• _WORK TO BE COMPLETED_
Only lines with the word "values" are needed; collect each of them from the listing below.

═══ RECORDS SHOWN ═══

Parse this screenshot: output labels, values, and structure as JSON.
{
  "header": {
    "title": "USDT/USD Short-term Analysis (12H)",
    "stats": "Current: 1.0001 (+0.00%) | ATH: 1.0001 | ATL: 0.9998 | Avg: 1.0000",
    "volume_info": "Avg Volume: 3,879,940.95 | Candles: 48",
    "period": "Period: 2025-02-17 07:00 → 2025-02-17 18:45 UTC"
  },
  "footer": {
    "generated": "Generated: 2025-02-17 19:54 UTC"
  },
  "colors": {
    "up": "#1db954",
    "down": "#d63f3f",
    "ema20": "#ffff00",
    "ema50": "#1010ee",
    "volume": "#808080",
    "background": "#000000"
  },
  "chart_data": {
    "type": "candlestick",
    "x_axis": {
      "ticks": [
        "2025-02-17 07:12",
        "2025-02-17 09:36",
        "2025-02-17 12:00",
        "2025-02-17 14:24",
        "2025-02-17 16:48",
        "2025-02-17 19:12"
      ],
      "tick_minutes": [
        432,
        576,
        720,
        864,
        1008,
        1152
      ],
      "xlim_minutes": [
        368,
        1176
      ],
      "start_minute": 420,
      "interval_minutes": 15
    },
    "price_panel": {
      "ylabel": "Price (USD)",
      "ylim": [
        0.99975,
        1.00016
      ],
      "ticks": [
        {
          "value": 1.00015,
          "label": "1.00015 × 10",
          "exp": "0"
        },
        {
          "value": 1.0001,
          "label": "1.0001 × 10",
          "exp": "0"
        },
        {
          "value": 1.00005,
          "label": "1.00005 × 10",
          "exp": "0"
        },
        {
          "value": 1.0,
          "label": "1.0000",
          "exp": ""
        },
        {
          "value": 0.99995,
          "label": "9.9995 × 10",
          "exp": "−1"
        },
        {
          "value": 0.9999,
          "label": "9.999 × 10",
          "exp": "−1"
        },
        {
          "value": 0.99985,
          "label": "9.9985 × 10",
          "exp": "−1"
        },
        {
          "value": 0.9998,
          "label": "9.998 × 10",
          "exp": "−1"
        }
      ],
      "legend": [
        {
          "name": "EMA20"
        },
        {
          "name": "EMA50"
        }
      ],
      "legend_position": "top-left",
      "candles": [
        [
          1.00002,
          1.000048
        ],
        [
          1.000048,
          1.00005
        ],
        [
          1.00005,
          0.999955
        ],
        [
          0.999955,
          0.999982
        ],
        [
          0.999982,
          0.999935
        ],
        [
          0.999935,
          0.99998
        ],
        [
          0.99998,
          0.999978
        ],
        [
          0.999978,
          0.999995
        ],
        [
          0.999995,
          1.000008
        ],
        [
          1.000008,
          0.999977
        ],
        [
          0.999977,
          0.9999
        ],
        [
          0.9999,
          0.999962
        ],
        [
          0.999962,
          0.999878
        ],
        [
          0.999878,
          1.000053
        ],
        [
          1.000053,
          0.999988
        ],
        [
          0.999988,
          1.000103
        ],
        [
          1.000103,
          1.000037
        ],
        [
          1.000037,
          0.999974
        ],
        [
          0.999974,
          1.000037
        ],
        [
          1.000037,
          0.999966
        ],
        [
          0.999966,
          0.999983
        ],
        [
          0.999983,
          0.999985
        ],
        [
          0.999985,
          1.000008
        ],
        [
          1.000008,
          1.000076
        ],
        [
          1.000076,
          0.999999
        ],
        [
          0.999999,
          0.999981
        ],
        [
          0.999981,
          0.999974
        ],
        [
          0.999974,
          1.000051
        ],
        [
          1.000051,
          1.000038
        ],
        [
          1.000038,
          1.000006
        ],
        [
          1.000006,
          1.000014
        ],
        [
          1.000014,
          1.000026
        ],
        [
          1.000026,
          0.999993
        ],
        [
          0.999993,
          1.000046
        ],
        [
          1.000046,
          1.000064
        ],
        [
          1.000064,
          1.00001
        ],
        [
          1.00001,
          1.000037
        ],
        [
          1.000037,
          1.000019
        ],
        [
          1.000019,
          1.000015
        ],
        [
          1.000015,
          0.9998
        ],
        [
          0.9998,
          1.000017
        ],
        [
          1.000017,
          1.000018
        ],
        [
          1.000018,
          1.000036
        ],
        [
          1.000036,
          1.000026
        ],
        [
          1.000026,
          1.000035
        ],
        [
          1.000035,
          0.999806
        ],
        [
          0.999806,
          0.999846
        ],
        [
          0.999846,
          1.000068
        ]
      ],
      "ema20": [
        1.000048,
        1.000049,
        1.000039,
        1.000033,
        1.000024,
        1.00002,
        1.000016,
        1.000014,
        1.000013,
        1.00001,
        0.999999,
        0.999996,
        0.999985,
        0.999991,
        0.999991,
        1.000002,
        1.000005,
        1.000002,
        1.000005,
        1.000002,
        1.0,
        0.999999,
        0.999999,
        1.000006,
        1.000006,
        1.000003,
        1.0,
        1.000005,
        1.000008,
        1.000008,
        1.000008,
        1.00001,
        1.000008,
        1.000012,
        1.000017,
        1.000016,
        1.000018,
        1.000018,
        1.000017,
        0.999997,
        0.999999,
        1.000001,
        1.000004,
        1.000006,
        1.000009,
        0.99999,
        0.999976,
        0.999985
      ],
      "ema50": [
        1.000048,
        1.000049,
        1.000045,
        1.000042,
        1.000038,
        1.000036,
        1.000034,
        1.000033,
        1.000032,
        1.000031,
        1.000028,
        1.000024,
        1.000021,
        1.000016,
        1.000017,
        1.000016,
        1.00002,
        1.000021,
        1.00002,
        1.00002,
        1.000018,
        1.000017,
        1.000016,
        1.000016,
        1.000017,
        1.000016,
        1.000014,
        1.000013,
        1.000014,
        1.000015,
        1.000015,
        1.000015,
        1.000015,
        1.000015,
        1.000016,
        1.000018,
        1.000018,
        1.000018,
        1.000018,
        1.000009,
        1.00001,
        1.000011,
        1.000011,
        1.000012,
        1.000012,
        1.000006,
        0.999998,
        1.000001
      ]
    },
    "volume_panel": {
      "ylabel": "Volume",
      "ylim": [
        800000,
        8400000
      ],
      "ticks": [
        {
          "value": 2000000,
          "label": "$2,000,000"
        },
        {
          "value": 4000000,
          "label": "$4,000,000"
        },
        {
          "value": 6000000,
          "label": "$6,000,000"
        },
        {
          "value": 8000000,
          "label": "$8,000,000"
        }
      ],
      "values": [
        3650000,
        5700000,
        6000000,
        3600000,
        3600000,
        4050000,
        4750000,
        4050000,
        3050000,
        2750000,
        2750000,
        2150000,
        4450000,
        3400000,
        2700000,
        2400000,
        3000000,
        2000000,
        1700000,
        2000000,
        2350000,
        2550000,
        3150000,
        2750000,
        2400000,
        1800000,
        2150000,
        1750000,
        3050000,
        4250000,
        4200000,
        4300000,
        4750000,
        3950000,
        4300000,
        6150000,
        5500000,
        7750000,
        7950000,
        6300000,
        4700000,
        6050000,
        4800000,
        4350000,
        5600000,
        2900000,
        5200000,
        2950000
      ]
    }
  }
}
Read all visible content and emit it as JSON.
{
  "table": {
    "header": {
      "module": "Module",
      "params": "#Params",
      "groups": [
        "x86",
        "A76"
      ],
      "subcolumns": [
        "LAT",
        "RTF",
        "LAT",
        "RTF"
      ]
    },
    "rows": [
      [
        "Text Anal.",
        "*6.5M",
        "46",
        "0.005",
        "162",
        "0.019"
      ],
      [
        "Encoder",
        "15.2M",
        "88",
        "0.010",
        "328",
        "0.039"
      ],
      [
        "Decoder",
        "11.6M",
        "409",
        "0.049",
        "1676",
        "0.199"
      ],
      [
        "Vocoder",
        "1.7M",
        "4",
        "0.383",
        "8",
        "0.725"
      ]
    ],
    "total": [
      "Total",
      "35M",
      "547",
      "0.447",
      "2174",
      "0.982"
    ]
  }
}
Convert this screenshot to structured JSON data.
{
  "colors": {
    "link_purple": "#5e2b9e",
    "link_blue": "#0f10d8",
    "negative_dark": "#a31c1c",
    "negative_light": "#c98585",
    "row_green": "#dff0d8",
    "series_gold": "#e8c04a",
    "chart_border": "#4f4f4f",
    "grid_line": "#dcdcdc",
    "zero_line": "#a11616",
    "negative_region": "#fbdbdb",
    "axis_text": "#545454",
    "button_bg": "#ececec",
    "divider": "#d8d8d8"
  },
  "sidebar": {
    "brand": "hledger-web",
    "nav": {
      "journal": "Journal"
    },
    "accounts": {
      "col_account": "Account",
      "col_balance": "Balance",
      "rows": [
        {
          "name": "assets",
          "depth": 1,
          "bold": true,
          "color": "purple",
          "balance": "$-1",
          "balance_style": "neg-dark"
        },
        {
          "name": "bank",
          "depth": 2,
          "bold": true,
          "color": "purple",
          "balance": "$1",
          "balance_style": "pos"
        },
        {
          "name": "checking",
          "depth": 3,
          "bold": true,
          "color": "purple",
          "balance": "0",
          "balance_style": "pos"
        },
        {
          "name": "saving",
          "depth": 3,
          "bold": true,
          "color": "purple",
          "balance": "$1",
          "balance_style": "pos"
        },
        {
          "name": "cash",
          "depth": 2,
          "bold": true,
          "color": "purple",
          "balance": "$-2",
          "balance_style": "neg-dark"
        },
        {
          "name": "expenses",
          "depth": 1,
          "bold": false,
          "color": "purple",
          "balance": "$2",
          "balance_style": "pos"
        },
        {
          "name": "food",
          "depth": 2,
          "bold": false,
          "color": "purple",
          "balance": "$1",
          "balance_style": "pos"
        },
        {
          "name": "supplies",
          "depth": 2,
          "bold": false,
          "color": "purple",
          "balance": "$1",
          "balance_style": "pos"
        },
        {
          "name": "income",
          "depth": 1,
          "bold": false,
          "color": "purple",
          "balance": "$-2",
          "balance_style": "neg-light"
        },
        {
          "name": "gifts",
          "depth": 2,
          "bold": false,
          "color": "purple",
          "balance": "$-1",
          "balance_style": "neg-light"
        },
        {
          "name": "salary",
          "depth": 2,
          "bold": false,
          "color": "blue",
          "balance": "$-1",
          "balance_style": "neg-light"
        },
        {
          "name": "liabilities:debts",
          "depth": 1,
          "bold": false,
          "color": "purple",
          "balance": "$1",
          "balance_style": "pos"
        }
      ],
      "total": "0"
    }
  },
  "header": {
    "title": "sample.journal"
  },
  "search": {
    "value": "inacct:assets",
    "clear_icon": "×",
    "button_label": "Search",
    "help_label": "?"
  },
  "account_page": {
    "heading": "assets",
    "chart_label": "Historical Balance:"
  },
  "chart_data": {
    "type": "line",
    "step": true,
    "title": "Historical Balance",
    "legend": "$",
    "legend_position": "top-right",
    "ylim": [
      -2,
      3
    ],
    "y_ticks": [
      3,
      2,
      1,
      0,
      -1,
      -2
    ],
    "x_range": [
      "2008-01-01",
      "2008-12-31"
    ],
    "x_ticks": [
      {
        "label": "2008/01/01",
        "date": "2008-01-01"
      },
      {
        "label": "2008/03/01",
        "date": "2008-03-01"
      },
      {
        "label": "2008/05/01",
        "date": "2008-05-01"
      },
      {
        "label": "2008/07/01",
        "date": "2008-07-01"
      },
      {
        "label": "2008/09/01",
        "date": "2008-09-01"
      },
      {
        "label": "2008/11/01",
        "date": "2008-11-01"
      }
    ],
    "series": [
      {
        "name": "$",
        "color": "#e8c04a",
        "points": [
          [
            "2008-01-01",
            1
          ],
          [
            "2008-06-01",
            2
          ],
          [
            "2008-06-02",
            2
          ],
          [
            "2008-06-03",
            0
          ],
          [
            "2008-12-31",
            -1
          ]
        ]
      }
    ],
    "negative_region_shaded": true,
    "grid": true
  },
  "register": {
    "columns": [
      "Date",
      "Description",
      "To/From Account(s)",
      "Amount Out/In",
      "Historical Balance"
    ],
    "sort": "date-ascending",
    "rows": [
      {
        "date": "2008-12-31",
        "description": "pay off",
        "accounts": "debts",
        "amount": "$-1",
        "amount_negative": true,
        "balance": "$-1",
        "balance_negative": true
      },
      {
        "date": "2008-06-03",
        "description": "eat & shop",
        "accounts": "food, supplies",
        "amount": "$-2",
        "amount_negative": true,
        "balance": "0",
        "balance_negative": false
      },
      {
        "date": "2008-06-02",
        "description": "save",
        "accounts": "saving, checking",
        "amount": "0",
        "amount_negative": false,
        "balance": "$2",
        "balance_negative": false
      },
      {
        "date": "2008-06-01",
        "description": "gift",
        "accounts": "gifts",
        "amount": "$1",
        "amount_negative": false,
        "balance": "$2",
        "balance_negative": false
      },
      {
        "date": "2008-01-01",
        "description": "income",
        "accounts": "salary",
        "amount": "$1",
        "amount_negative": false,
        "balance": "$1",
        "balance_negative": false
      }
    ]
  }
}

═══

• _TASK RESPONSE_
Parse this screenshot: output labels, values, and structure as JSON.
      "values": [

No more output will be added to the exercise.